**TEXT**
Friday, April 25, 2014

Book Clubs and Broomsticks

25th April 2014


Since the last blog, a few things have happened to do with my book and promotion that might be of interest to anyone still following this blog as a map of how the process unfurls along the road from just-contracted author with a big publishing house to publication and (hopefully) beyond.
The book club at my local library read my book this month, and I showed up at the round table in the turret of said library with champagne in hand and snacks in a bag to celebrate. So we drank bubbly in paper cups and ate cheese popcorn in paper cups and the literary ladies (ladies all - doesn't that tell you something about the publishing industry?) asked me questions, not so much about the book, but about myself as a writer, how the whole thing came to be and what my writing routines were etc. A good time was had by all - I do like the question part of these events and feel a bit sad when it is over. Bottom line is, everyone likes talking about themselves. It's as close to relishing the limelight as yours trully will ever get.

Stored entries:
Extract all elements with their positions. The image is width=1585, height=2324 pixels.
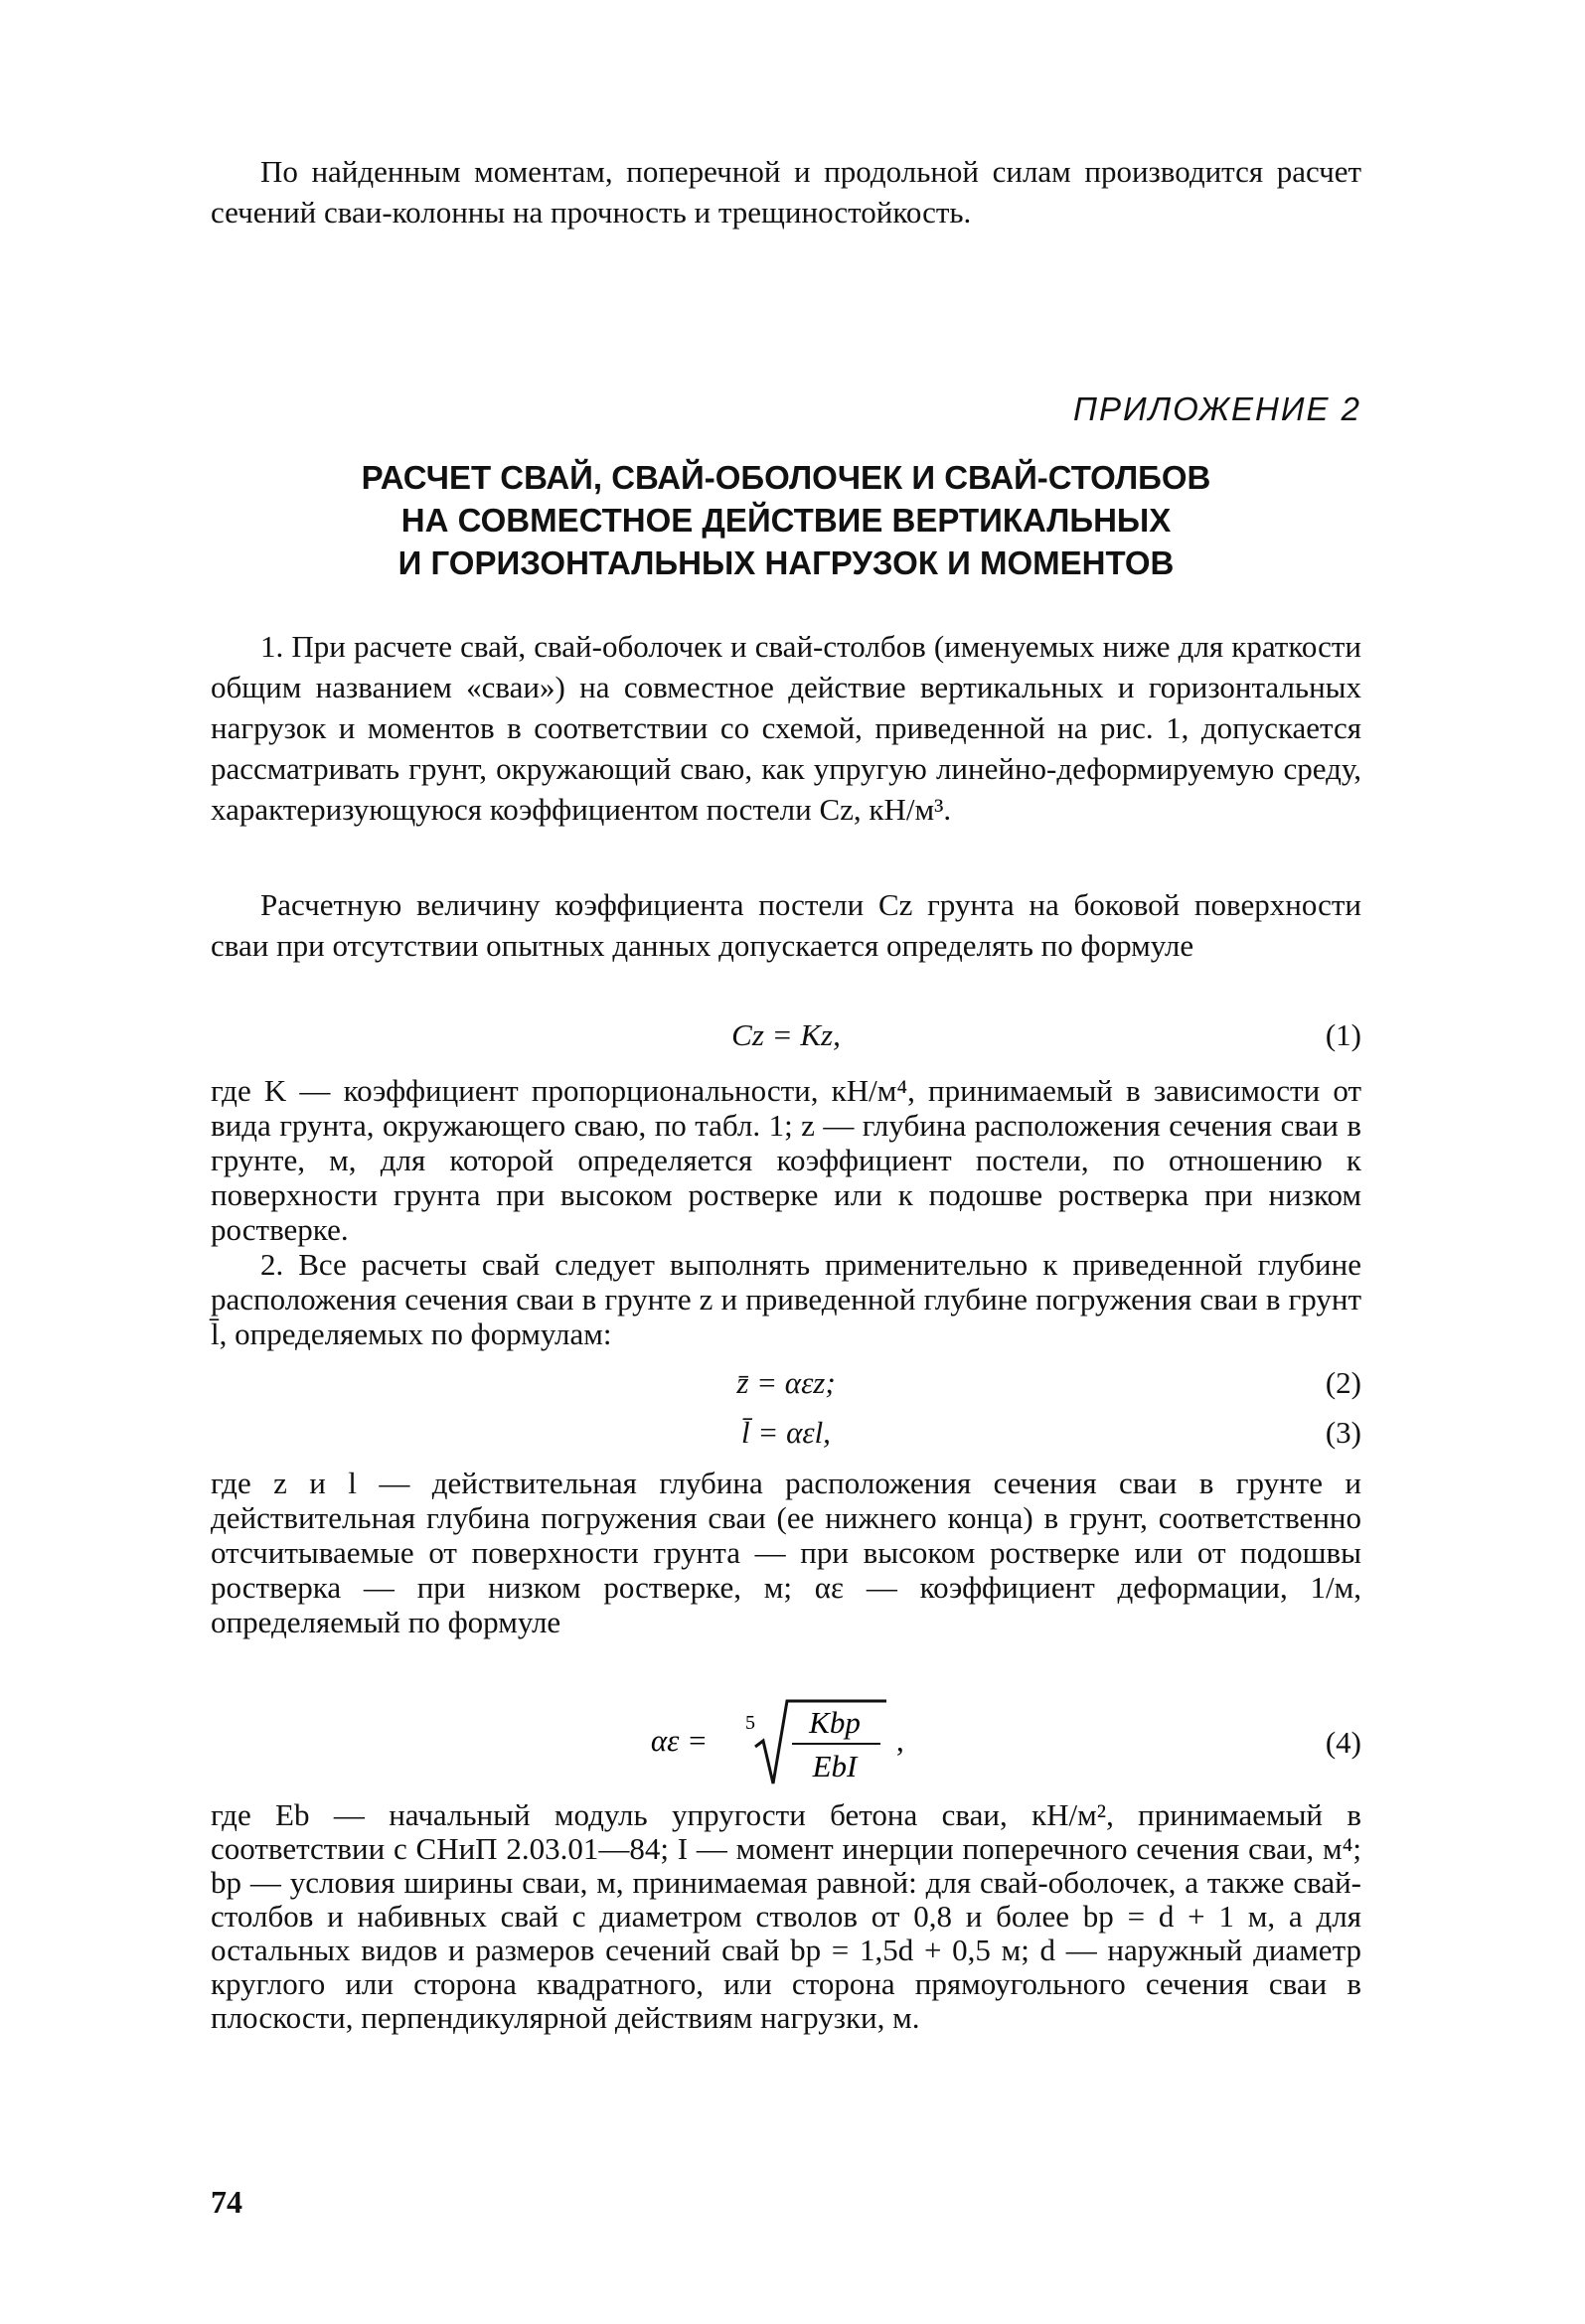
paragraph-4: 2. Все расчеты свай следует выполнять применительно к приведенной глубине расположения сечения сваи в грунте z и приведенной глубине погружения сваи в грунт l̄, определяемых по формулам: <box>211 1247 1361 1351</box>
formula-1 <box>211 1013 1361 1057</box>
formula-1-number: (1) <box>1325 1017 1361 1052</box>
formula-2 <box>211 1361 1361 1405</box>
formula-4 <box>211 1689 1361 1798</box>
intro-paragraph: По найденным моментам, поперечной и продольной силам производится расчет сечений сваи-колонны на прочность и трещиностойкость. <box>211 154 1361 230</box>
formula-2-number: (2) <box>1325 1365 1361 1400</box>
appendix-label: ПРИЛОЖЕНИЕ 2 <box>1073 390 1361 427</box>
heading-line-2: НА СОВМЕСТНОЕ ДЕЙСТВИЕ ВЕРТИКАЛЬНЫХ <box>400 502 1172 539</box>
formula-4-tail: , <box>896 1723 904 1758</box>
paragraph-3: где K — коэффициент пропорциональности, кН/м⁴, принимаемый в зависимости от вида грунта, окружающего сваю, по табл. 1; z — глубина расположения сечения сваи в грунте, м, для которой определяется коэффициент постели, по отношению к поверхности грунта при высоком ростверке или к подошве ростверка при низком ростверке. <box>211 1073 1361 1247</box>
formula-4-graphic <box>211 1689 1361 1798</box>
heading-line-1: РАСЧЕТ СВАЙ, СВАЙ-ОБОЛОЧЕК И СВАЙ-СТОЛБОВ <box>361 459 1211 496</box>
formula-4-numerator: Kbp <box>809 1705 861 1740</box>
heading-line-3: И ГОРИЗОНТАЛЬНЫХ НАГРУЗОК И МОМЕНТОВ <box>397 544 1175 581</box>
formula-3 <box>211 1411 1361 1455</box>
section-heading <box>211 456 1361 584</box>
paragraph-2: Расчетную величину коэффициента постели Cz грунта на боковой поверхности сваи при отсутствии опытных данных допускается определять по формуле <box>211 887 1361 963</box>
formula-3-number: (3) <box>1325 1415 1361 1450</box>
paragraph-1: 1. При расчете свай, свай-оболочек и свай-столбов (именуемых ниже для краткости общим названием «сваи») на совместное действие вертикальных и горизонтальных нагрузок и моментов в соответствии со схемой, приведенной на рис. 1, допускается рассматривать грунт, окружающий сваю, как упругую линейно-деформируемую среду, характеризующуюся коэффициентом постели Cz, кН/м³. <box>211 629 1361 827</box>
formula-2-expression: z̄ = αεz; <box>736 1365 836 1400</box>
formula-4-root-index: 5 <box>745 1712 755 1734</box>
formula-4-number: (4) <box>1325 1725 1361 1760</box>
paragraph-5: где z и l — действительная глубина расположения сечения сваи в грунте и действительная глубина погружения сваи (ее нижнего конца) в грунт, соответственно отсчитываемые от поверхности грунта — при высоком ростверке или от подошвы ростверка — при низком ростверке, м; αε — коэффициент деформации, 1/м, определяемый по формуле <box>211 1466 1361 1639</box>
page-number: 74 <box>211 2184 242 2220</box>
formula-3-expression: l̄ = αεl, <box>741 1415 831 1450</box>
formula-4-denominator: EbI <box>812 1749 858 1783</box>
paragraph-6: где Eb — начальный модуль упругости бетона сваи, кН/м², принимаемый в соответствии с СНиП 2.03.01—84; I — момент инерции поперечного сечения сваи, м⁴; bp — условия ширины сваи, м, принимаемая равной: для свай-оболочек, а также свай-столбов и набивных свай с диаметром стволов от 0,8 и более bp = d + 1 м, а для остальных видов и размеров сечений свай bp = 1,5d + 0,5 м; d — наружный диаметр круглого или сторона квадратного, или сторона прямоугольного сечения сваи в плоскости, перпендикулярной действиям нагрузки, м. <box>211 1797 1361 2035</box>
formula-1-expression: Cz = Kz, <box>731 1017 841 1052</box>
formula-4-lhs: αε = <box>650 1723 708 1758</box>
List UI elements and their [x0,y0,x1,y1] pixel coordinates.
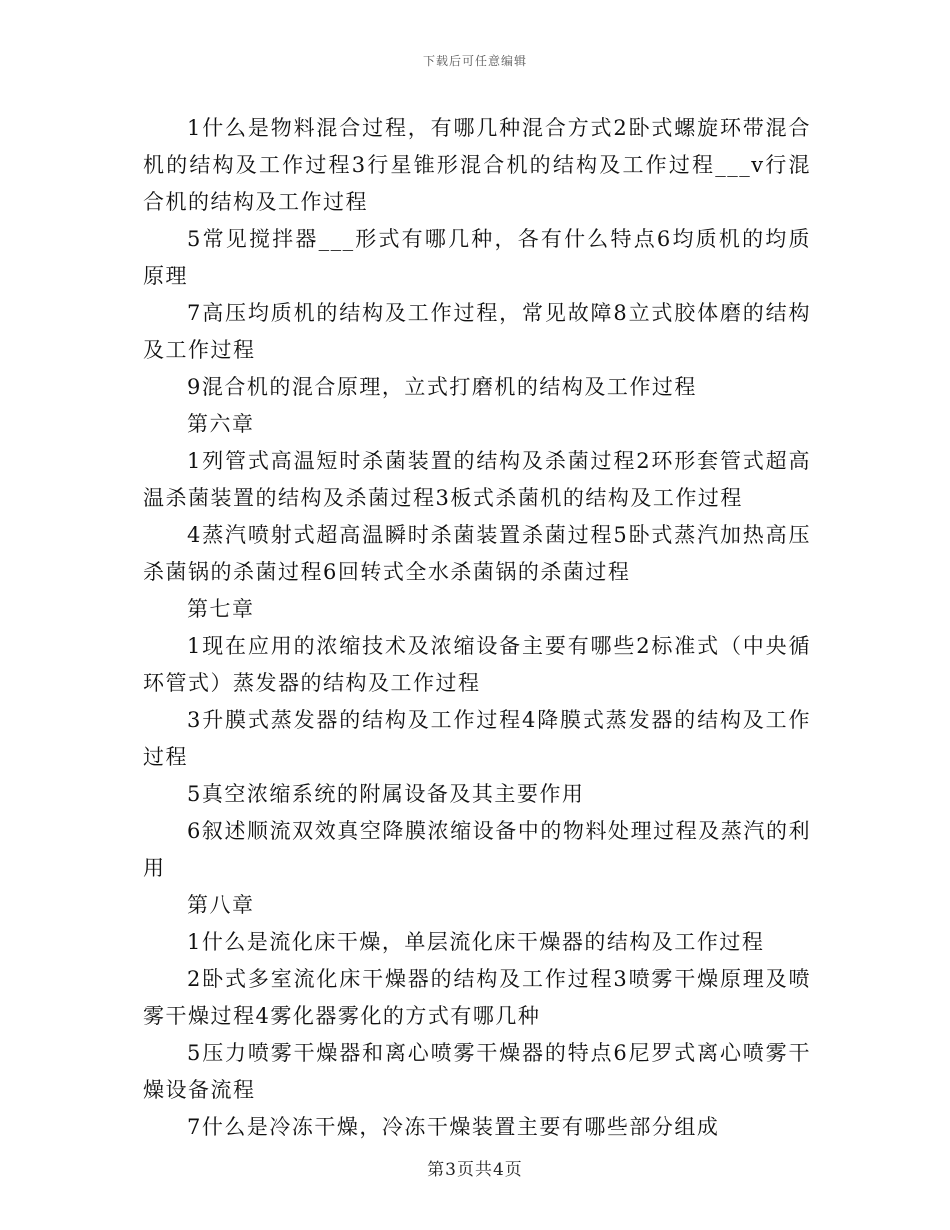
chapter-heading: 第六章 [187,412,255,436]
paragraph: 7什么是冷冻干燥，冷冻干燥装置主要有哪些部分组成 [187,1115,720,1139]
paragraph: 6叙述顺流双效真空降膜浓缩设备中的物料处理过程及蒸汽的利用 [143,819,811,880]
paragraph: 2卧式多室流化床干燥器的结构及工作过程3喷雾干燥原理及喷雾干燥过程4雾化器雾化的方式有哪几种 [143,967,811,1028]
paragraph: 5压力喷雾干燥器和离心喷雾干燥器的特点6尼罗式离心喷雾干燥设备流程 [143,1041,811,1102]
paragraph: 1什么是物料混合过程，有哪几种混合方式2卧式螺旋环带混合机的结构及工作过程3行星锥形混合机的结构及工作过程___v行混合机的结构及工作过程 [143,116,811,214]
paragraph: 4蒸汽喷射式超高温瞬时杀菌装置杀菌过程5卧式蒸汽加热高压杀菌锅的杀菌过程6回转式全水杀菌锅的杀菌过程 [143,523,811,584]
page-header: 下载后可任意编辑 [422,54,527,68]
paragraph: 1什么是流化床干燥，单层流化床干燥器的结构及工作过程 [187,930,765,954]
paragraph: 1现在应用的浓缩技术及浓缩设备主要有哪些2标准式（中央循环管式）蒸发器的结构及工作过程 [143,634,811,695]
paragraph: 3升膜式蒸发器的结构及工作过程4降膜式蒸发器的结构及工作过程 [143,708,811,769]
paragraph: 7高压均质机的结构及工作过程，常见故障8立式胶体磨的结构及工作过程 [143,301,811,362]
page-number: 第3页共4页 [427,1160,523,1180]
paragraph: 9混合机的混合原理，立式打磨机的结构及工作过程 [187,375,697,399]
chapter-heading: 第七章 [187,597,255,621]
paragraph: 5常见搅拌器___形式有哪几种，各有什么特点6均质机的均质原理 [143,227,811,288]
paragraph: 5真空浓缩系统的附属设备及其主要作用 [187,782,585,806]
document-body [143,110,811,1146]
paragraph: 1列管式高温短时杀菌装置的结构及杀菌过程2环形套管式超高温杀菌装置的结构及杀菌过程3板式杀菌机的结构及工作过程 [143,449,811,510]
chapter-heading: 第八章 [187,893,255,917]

**GOALS**
**1.** In the blog post about the library book club, where in the library was the round table?
**2.** Carry the blog post about the library book club forward from its final sentence.

**IN RESPONSE**
**1.** It was in the turret of the library.

**2.**
Another book club,  I am told, and in Scotland this time, is going to be reading my book in the near future.  Scotland is where this story belongs, of course, the ins and outs of it, the history, the interchange between people, the landscape. It will be a sort of homecoming. Even though I don't live in Scotland anymore, this part of me shoots out and finds its home in the old country, in the bogs and the moss and the rain on the window. After all, it comes from a part of me that has no home here in the old US of A. What do I know about homecoming queens and gatorade and the fourth of July? I belong in the wet country, eternally green, damp but never that cold, where a nod passed between people says as much as anyone needs to know. Small country that Scotland is, there is little sense as you stand on a hill overlooking the sea with the wind doing its best to topple you off, that man and his    ambitions have any currency there. It's just the land doing what it has always done, with species laying a footprint on it in cycles until they pass on and new footprints emerge. From the perspective of the trees and the lochs and the bracken, man is just one more small indentation in the soil.



On Tuesday, I participated in my first Tweetchat with some other authors who will be attending The Muse and the Marketplace with me in Boston next week. The chat was moderated by one of the faculty from the Grub Street Writer's Foundation. It's an odd thing, a Tweetchat, sort of like being hit from all sides by a meteor shower and not knowing which way to duck.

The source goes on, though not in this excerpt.